— Start —

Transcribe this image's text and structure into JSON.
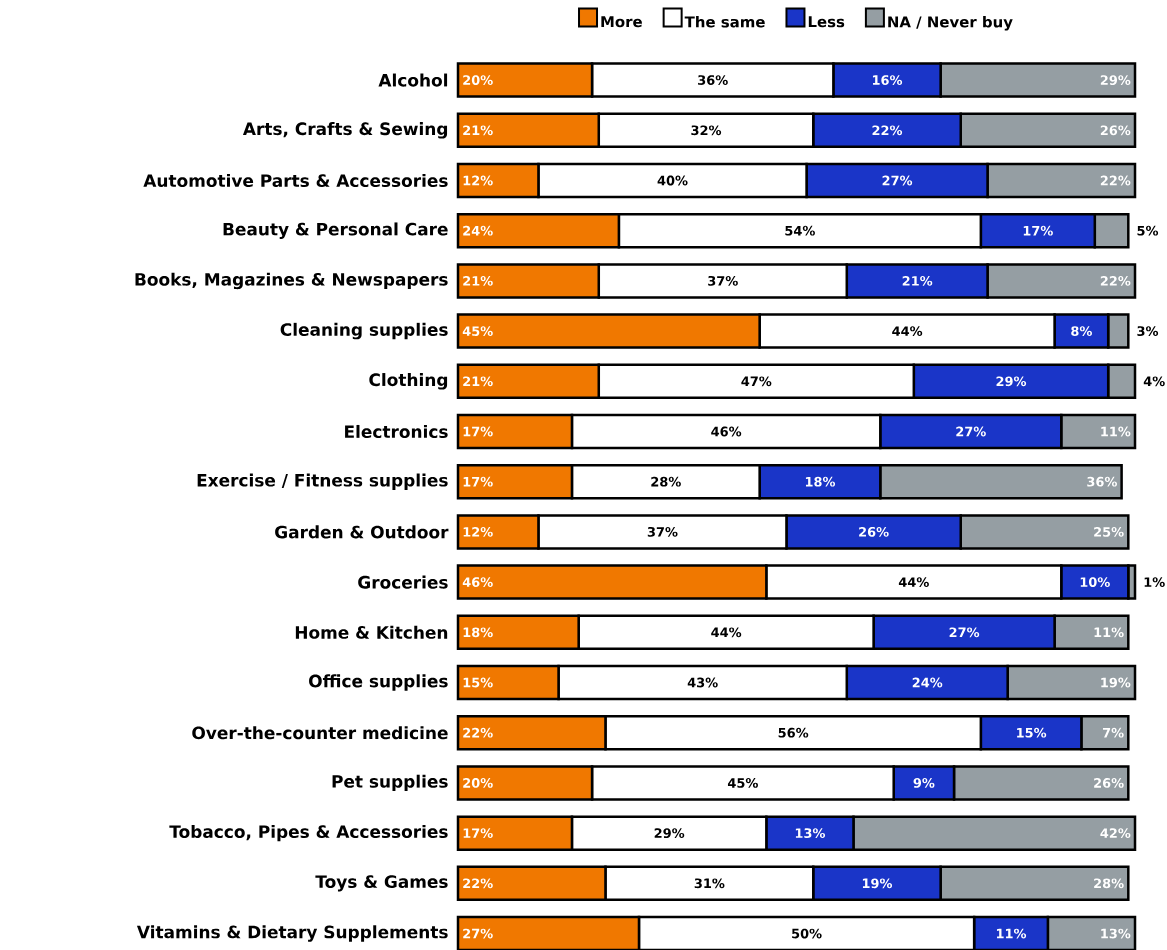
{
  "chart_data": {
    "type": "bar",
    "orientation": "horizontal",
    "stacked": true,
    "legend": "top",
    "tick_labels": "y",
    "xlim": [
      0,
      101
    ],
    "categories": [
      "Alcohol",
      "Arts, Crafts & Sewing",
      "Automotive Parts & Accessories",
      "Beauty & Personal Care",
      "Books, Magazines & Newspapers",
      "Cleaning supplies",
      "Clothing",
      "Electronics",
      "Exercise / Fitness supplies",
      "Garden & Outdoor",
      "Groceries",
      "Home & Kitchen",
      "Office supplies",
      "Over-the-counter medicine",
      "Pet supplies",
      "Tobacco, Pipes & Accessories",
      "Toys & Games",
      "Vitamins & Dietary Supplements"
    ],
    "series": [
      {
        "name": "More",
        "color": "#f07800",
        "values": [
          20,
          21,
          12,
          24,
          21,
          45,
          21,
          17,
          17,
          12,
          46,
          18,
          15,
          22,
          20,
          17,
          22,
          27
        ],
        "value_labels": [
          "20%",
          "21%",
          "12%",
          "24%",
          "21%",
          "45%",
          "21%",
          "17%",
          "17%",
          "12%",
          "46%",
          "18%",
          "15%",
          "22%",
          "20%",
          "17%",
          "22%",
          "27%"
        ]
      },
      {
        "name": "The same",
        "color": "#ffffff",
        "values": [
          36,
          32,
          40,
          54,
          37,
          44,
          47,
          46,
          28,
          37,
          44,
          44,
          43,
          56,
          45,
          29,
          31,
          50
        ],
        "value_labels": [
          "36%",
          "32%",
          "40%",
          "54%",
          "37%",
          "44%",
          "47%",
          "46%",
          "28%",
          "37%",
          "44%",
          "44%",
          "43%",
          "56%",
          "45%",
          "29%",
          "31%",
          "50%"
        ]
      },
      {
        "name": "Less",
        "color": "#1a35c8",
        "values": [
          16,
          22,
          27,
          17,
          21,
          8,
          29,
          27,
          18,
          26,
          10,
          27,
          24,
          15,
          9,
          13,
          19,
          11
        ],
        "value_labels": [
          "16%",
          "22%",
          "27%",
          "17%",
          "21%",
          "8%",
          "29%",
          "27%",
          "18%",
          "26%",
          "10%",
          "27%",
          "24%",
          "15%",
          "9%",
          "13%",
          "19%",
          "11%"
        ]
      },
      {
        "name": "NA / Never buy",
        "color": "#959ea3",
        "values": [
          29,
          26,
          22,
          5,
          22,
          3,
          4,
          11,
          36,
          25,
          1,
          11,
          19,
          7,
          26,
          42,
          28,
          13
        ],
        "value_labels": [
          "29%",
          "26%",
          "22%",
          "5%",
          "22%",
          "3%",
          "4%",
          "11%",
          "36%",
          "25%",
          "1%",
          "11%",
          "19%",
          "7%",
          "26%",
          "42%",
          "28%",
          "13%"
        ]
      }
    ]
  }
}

— End —

Problem description
Transcribe the full listing character for character. Pictures are excluded.

Response for this exercise
Transcribe this image's text and structure into JSON.
{
  "chart_data": {
    "type": "bar",
    "orientation": "horizontal",
    "stacked": true,
    "legend": "top",
    "tick_labels": "y",
    "xlim": [
      0,
      101
    ],
    "categories": [
      "Alcohol",
      "Arts, Crafts & Sewing",
      "Automotive Parts & Accessories",
      "Beauty & Personal Care",
      "Books, Magazines & Newspapers",
      "Cleaning supplies",
      "Clothing",
      "Electronics",
      "Exercise / Fitness supplies",
      "Garden & Outdoor",
      "Groceries",
      "Home & Kitchen",
      "Office supplies",
      "Over-the-counter medicine",
      "Pet supplies",
      "Tobacco, Pipes & Accessories",
      "Toys & Games",
      "Vitamins & Dietary Supplements"
    ],
    "series": [
      {
        "name": "More",
        "color": "#f07800",
        "values": [
          20,
          21,
          12,
          24,
          21,
          45,
          21,
          17,
          17,
          12,
          46,
          18,
          15,
          22,
          20,
          17,
          22,
          27
        ],
        "value_labels": [
          "20%",
          "21%",
          "12%",
          "24%",
          "21%",
          "45%",
          "21%",
          "17%",
          "17%",
          "12%",
          "46%",
          "18%",
          "15%",
          "22%",
          "20%",
          "17%",
          "22%",
          "27%"
        ]
      },
      {
        "name": "The same",
        "color": "#ffffff",
        "values": [
          36,
          32,
          40,
          54,
          37,
          44,
          47,
          46,
          28,
          37,
          44,
          44,
          43,
          56,
          45,
          29,
          31,
          50
        ],
        "value_labels": [
          "36%",
          "32%",
          "40%",
          "54%",
          "37%",
          "44%",
          "47%",
          "46%",
          "28%",
          "37%",
          "44%",
          "44%",
          "43%",
          "56%",
          "45%",
          "29%",
          "31%",
          "50%"
        ]
      },
      {
        "name": "Less",
        "color": "#1a35c8",
        "values": [
          16,
          22,
          27,
          17,
          21,
          8,
          29,
          27,
          18,
          26,
          10,
          27,
          24,
          15,
          9,
          13,
          19,
          11
        ],
        "value_labels": [
          "16%",
          "22%",
          "27%",
          "17%",
          "21%",
          "8%",
          "29%",
          "27%",
          "18%",
          "26%",
          "10%",
          "27%",
          "24%",
          "15%",
          "9%",
          "13%",
          "19%",
          "11%"
        ]
      },
      {
        "name": "NA / Never buy",
        "color": "#959ea3",
        "values": [
          29,
          26,
          22,
          5,
          22,
          3,
          4,
          11,
          36,
          25,
          1,
          11,
          19,
          7,
          26,
          42,
          28,
          13
        ],
        "value_labels": [
          "29%",
          "26%",
          "22%",
          "5%",
          "22%",
          "3%",
          "4%",
          "11%",
          "36%",
          "25%",
          "1%",
          "11%",
          "19%",
          "7%",
          "26%",
          "42%",
          "28%",
          "13%"
        ]
      }
    ]
  }
}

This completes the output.